* **Stored records**

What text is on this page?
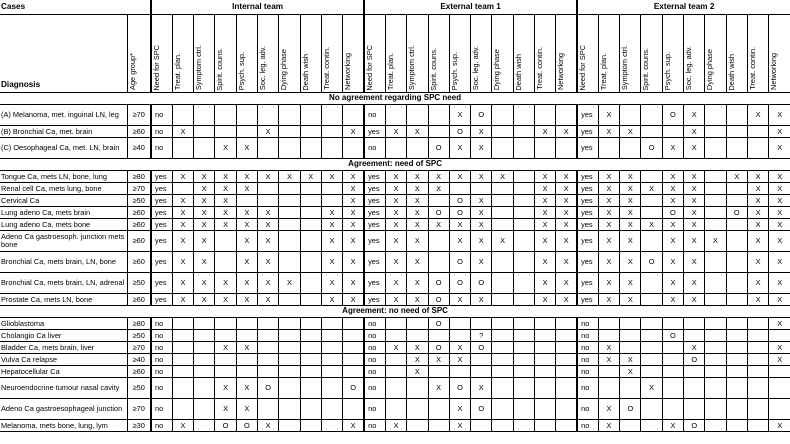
Cases		Internal team										External team 1										External team 2									
Diagnosis	Age group*	Need for SPC	Treat. plan.	Symptom ctrl.	Spirit. couns.	Psych. sup.	Soc. leg. adv.	Dying phase	Death wish	Treat. contin.	Networking	Need for SPC	Treat. plan.	Symptom ctrl.	Spirit. couns.	Psych. sup.	Soc. leg. adv.	Dying phase	Death wish	Treat. contin.	Networking	Need for SPC	Treat. plan.	Symptom ctrl.	Spirit. couns.	Psych. sup.	Soc. leg. adv.	Dying phase	Death wish	Treat. contin.	Networking
No agreement regarding SPC need																															
(A) Melanoma, met. inguinal LN, leg	≥70	no										no				X	O					yes	X			O	X			X	X
(B) Bronchial Ca, met. brain	≥60	no	X				X				X	yes	X	X		O	X			X	X	yes	X	X			X				X
(C) Oesophageal Ca, met. LN, brain	≥40	no			X	X						no			O	X	X					yes			O	X	X				X
Agreement: need of SPC																															
Tongue Ca, mets LN, bone, lung	≥80	yes	X	X	X	X	X	X	X	X	X	yes	X	X	X	X	X	X		X	X	yes	X	X		X	X		X	X	X
Renal cell Ca, mets lung, bone	≥70	yes		X	X	X					X	yes	X	X	X					X	X	yes	X	X	X	X	X			X	X
Cervical Ca	≥50	yes	X	X	X						X	yes	X	X		O	X			X	X	yes	X	X		X	X			X	X
Lung adeno Ca, mets brain	≥60	yes	X	X	X	X	X			X	X	yes	X	X	O	O	X			X	X	yes	X	X		O	X		O	X	X
Lung adeno Ca, mets bone	≥60	yes	X	X	X	X	X			X	X	yes	X	X	X	X	X			X	X	yes	X	X	X	X	X			X	X
Adeno Ca gastroesoph. junction mets bone	≥60	yes	X	X		X	X			X	X	yes	X	X		X	X	X		X	X	yes	X	X		X	X	X		X	X
Bronchial Ca, mets brain, LN, bone	≥60	yes	X	X		X	X			X	X	yes	X	X		O	X			X	X	yes	X	X	O	X	X			X	X
Bronchial Ca, mets brain, LN, adrenal	≥50	yes	X	X	X	X	X	X		X	X	yes	X	X	O	O	O			X	X	yes	X	X		X	X			X	X
Prostate Ca, mets LN, bone	≥60	yes	X	X	X	X	X			X	X	yes	X	X	O	X	X			X	X	yes	X	X		X	X			X	X
Agreement: no need of SPC																															
Glioblastoma	≥80	no										no			O							no									X
Cholangio Ca liver	≥50	no										no					?					no				O					
Bladder Ca, mets brain, liver	≥70	no			X	X						no	X	X	O	X	O					no	X				X				X
Vulva Ca relapse	≥40	no										no		X	X	X						no	X	X			O				X
Hepatocellular Ca	≥60	no										no		X								no		X							
Neuroendocrine tumour nasal cavity	≥50	no			X	X	O				O	no			X	O	X					no			X						
Adeno Ca gastroesophageal junction	≥70	no			X	X						no				X	O					no	X	O							
Melanoma, mets bone, lung, lym	≥30	no	X		O	O	X				X	no	X			X						no	X			X	O				X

* **Goal**
Look through the listing above. Pick out each line with "Bronchial" and copy it.

* **Written response**
(B) Bronchial Ca, met. brain	≥60	no	X				X				X	yes	X	X		O	X			X	X	yes	X	X			X				X
Bronchial Ca, mets brain, LN, bone	≥60	yes	X	X		X	X			X	X	yes	X	X		O	X			X	X	yes	X	X	O	X	X			X	X
Bronchial Ca, mets brain, LN, adrenal	≥50	yes	X	X	X	X	X	X		X	X	yes	X	X	O	O	O			X	X	yes	X	X		X	X			X	X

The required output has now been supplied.